Excerpt to read.

******

I say that with genuine sadness and disappointment. At 3.45 pm on 2 July, it was difficult not to be impressed by the sight of the Chancellor standing up to address the House. After 18 years of Conservative chicanery, it was not difficult to hope sincerely that we were about to hear something different, radical, innovative. Instead, we had a Budget--and now a Finance Bill--designed for political considerations, not economic ones, and aimed at fulfilling a political project and building a war chest for the next election, not at directing the economy and meeting our society's needs. That is why Liberal Democrat Members will vote against the Second Reading.

Today is, of course, an historic day, with the Bank of England raising rates independently of the Government for the first time since the second world war. The Liberal Democrats greatly welcome that development and it is essential that, at this early stage, Ministers openly and publicly endorse the Bank's decisions and the aim of low inflation.

Mr. Quentin Davies (Grantham and Stamford): This is the second time that the Bank has raised interest rates independently.

******

Tasks to complete.
**a)** Write out the Budget debate passage word for word, starting with "Today is, of" and going on through "interest rates independently.".
**b)** Pick up the Budget debate passage after its final sentence and carry it on.

Data section.
******

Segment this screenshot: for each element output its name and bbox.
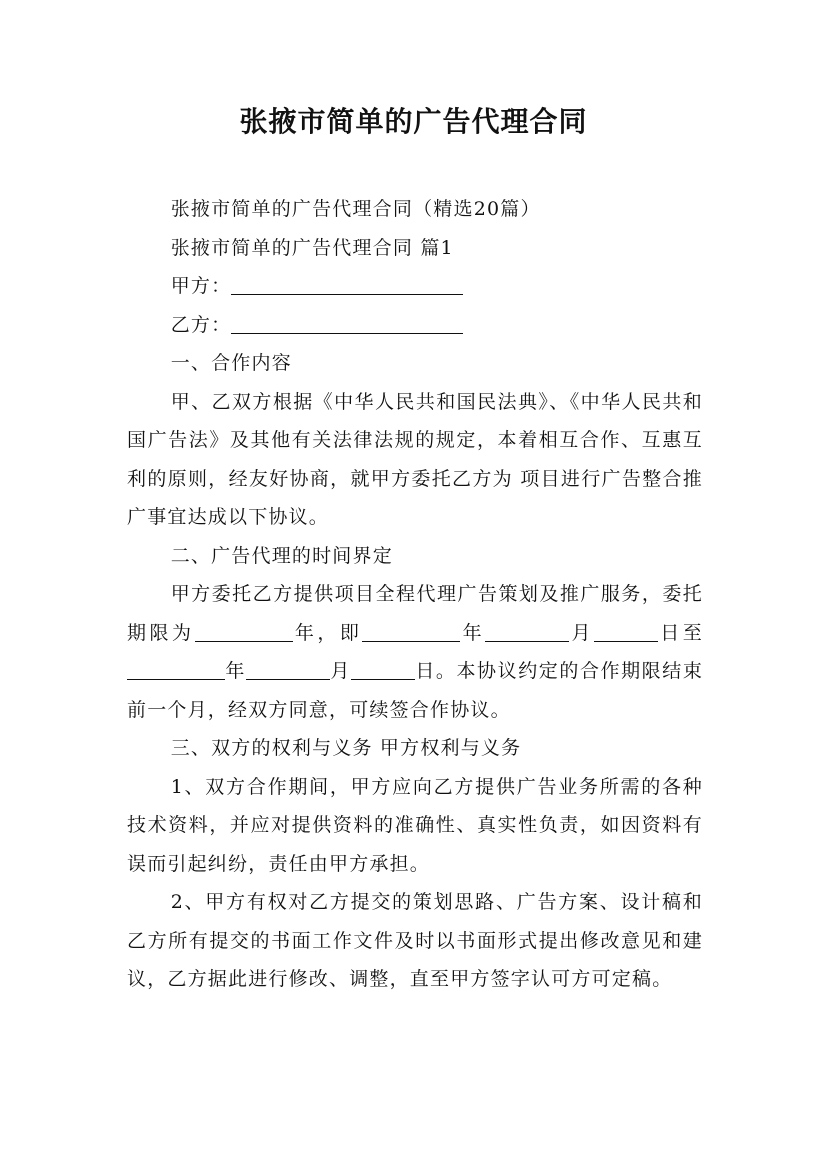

******

In response.
**a)**
Today is, of course, an historic day, with the Bank of England raising rates independently of the Government for the first time since the second world war. The Liberal Democrats greatly welcome that development and it is essential that, at this early stage, Ministers openly and publicly endorse the Bank's decisions and the aim of low inflation.

Mr. Quentin Davies (Grantham and Stamford): This is the second time that the Bank has raised interest rates independently.

**b)**
Mr. Davey: The hon. Gentleman, who made that comment from a sedentary position, is wrong. The Chancellor directed the previous rise following the election. This is the first time that interest rates have been raised independently.

It is right that Ministers should welcome the rises, because they, along with the right hon. and learned Member for Rushcliffe (Mr. Clarke), are to blame for them. The former Chancellor must share the blame, for if he had raised interest rates well before the election, as the Bank then proposed and as my hon. Friend the Member for Gordon (Mr. Bruce) had suggested, the consumer boom, which is threatening to get out completely of hand, would be much milder.

The right hon. and learned Member for Rushcliffe has made great play of how he got it right and Eddie got it wrong, but I am afraid that history and events are increasingly on the Governor's side, as past economic growth figures are adjusted upwards, showing that the economy was growing faster than previously thought.

Likewise, the Government are not without responsibility. A tight fiscal policy skewed to hit the consumer might have helped to tame sterling and reduce the need for higher interest rates. Instead, we have a tight policy that is skewed on business and the public services.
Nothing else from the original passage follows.